• **Exercise objective**: Go through the entries below and write each one out exactly.

________________________

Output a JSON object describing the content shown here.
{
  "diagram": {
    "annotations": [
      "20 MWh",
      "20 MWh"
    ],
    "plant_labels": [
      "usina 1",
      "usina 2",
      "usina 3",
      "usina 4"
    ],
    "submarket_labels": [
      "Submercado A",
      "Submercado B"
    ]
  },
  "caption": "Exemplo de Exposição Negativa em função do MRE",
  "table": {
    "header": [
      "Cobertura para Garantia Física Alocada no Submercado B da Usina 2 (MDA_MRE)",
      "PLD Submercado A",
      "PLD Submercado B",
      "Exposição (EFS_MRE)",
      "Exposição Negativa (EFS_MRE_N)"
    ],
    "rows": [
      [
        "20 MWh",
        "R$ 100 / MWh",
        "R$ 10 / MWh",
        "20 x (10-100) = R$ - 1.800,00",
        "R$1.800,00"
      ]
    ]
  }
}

________________________

• **Response to this exercise**:
Output a JSON object describing the content shown here.
{
  "diagram": {
    "annotations": [
      "20 MWh",
      "20 MWh"
    ],
    "plant_labels": [
      "usina 1",
      "usina 2",
      "usina 3",
      "usina 4"
    ],
    "submarket_labels": [
      "Submercado A",
      "Submercado B"
    ]
  },
  "caption": "Exemplo de Exposição Negativa em função do MRE",
  "table": {
    "header": [
      "Cobertura para Garantia Física Alocada no Submercado B da Usina 2 (MDA_MRE)",
      "PLD Submercado A",
      "PLD Submercado B",
      "Exposição (EFS_MRE)",
      "Exposição Negativa (EFS_MRE_N)"
    ],
    "rows": [
      [
        "20 MWh",
        "R$ 100 / MWh",
        "R$ 10 / MWh",
        "20 x (10-100) = R$ - 1.800,00",
        "R$1.800,00"
      ]
    ]
  }
}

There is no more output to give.